Dataset items:
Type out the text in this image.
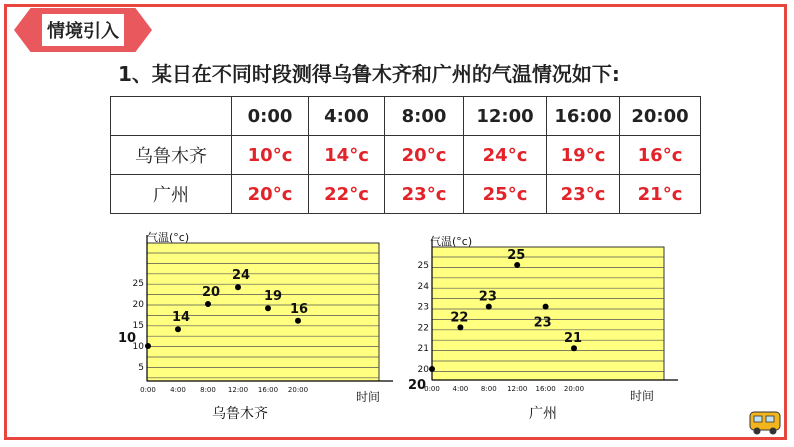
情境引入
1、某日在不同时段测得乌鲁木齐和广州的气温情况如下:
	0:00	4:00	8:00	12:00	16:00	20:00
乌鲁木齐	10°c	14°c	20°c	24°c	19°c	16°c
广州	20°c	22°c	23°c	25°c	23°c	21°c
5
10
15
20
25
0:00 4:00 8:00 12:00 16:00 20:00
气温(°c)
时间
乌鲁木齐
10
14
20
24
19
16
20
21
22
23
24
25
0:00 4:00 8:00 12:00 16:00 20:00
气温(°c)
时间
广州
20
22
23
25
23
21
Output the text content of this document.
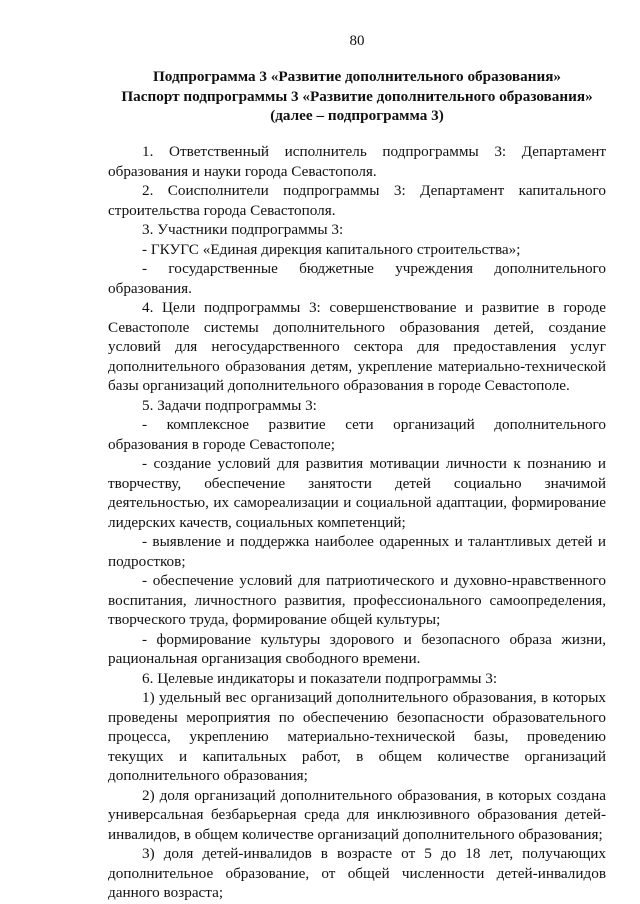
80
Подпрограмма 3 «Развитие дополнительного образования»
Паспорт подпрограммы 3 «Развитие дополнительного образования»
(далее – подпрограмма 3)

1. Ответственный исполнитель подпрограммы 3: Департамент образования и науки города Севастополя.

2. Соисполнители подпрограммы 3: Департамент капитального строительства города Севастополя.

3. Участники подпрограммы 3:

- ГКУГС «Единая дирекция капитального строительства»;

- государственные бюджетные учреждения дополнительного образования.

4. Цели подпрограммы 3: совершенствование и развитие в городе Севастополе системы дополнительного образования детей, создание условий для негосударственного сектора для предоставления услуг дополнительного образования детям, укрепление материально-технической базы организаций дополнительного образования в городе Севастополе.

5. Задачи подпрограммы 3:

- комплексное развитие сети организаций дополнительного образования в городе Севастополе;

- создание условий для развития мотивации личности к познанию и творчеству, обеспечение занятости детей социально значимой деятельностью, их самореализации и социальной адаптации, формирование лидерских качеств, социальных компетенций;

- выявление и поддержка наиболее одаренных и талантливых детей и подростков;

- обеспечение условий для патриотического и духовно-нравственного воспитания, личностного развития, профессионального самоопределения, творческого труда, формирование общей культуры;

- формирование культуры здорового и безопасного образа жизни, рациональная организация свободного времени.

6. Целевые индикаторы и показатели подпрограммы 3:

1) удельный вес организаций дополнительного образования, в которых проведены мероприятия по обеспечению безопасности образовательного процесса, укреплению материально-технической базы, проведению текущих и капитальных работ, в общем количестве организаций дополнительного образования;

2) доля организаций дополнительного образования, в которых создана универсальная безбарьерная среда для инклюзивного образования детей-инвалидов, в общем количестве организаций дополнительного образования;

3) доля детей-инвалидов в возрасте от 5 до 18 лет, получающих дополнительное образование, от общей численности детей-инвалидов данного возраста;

...

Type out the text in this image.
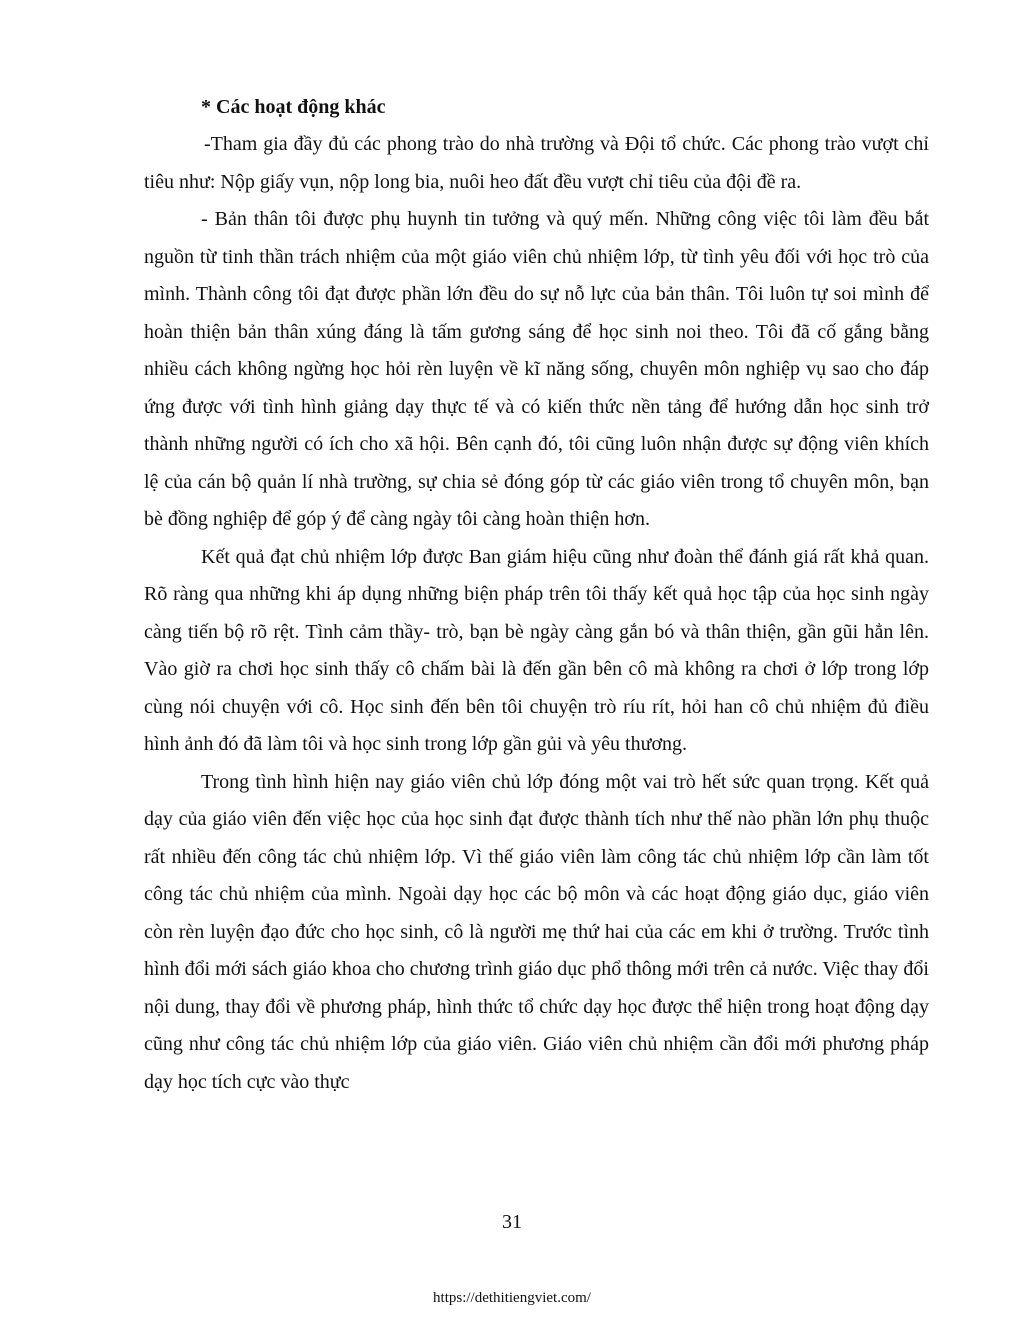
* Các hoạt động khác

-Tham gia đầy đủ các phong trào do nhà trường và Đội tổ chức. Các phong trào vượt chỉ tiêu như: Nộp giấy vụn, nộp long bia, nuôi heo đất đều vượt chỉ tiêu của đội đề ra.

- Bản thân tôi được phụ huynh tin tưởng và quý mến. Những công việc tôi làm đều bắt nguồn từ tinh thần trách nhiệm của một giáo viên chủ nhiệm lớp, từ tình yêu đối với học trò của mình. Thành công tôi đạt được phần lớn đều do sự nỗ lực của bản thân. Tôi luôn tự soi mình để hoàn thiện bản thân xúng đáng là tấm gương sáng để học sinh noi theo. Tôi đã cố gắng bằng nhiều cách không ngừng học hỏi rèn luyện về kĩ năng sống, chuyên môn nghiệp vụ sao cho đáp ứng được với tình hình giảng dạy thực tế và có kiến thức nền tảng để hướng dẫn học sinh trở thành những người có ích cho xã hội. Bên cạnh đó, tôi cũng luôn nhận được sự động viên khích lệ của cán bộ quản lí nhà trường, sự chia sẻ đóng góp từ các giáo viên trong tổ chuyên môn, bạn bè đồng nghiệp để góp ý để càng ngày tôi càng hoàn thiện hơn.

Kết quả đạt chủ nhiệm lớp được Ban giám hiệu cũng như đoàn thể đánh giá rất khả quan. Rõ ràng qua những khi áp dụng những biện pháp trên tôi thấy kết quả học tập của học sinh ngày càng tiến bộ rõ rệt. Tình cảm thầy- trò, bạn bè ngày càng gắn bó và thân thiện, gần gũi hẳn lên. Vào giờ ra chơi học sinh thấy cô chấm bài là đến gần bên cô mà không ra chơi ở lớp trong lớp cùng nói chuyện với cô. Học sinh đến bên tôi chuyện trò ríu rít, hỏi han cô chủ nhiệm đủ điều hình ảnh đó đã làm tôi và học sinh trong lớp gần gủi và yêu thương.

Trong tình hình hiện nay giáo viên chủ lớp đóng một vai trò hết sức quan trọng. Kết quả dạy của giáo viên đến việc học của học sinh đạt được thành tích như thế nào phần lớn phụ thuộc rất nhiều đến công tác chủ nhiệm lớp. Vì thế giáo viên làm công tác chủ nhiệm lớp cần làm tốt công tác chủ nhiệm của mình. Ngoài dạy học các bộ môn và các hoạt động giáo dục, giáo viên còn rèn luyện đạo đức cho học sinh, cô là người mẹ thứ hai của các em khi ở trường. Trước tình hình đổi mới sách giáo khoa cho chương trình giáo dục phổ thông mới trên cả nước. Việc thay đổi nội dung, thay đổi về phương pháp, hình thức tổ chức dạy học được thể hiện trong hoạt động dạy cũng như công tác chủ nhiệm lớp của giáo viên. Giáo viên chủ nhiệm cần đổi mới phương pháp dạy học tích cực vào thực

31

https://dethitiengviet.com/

> To be done:
Return, from the data, each line that has the word "культуры" in it.

> Written answer:
- обеспечение условий для патриотического и духовно-нравственного воспитания, личностного развития, профессионального самоопределения, творческого труда, формирование общей культуры;
- формирование культуры здорового и безопасного образа жизни, рациональная организация свободного времени.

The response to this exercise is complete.